→ What you need to do
Assemble all lines in which the string "ejjeli" appears.

→ Information supplied
::::

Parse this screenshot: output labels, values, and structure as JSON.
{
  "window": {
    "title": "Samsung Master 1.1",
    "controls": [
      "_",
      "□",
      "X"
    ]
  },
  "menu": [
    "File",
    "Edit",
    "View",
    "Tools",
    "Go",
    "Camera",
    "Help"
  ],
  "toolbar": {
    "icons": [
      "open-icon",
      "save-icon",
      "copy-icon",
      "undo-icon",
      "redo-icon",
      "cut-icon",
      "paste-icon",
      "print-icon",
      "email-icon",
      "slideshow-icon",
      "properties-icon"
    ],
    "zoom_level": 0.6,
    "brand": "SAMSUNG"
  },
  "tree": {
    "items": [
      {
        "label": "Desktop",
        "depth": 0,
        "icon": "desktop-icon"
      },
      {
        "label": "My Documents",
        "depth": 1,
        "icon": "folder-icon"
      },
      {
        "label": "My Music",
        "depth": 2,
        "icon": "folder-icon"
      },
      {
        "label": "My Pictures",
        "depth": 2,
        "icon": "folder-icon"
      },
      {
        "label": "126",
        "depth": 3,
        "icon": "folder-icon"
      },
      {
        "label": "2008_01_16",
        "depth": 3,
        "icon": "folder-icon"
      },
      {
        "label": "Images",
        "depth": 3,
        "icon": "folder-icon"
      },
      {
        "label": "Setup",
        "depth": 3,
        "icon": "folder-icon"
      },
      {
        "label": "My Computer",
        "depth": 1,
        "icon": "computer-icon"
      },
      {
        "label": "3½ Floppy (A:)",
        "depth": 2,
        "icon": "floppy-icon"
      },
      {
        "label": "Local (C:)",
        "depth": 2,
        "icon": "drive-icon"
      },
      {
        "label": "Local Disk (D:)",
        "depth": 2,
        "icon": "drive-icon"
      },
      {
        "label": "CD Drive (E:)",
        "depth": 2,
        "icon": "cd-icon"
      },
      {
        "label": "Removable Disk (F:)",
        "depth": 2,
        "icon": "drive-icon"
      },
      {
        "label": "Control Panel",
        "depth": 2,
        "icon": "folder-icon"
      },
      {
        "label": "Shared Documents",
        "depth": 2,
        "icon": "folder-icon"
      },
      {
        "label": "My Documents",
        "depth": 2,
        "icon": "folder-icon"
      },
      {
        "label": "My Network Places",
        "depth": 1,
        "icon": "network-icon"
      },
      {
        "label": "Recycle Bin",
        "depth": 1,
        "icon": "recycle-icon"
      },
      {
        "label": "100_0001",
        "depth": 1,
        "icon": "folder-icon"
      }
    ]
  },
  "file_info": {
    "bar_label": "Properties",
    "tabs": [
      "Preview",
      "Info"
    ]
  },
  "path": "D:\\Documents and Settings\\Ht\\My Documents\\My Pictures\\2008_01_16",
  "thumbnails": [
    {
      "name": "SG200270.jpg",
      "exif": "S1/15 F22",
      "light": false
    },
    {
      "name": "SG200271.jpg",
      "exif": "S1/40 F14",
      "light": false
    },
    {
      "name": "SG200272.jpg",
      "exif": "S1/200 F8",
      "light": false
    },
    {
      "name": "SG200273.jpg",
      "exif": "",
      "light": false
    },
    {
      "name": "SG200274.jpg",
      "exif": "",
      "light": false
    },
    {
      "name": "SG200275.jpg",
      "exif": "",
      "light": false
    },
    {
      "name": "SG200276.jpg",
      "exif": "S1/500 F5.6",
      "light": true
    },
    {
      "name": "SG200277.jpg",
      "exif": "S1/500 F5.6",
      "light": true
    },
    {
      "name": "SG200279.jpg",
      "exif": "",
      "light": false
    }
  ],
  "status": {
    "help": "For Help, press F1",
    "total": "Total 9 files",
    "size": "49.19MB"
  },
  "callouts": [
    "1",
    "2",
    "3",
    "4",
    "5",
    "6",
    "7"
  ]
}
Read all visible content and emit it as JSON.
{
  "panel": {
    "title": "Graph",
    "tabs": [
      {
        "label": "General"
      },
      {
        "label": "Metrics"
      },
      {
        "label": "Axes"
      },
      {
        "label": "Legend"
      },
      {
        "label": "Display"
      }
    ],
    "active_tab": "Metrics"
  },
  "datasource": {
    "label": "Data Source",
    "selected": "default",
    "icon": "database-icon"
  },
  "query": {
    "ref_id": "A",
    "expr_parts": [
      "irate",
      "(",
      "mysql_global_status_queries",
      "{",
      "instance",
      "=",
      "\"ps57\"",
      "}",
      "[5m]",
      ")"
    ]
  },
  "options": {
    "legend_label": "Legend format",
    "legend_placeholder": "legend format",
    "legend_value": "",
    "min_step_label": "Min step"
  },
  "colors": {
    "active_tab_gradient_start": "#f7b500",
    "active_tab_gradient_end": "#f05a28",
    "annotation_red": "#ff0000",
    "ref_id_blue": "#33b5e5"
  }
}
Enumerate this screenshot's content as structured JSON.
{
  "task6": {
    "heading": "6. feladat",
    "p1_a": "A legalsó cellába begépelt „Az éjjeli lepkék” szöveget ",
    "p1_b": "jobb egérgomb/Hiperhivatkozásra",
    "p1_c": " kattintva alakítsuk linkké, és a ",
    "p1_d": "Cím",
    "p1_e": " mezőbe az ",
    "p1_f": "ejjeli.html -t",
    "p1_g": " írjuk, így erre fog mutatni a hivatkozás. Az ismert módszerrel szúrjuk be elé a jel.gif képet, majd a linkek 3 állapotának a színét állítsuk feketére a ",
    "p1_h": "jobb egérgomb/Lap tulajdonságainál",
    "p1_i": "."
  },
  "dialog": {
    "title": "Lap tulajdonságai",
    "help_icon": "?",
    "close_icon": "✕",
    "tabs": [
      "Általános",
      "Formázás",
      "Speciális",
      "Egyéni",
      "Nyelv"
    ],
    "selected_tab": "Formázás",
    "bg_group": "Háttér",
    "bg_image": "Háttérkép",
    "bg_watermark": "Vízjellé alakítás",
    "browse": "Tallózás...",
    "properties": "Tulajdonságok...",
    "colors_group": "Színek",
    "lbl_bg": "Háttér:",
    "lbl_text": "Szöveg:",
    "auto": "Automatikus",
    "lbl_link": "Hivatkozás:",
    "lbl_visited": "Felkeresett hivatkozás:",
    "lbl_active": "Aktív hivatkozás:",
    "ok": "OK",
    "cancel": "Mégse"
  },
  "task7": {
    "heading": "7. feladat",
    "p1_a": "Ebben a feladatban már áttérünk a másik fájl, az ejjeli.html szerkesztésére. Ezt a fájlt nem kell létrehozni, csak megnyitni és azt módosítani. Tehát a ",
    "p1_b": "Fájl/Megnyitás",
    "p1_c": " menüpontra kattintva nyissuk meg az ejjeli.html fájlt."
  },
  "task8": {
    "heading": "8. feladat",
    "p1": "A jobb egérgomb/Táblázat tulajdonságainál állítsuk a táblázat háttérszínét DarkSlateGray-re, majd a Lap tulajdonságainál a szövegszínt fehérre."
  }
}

::::

→ Response to the task
    "p1_f": "ejjeli.html -t",
    "p1_a": "Ebben a feladatban már áttérünk a másik fájl, az ejjeli.html szerkesztésére. Ezt a fájlt nem kell létrehozni, csak megnyitni és azt módosítani. Tehát a ",
    "p1_c": " menüpontra kattintva nyissuk meg az ejjeli.html fájlt."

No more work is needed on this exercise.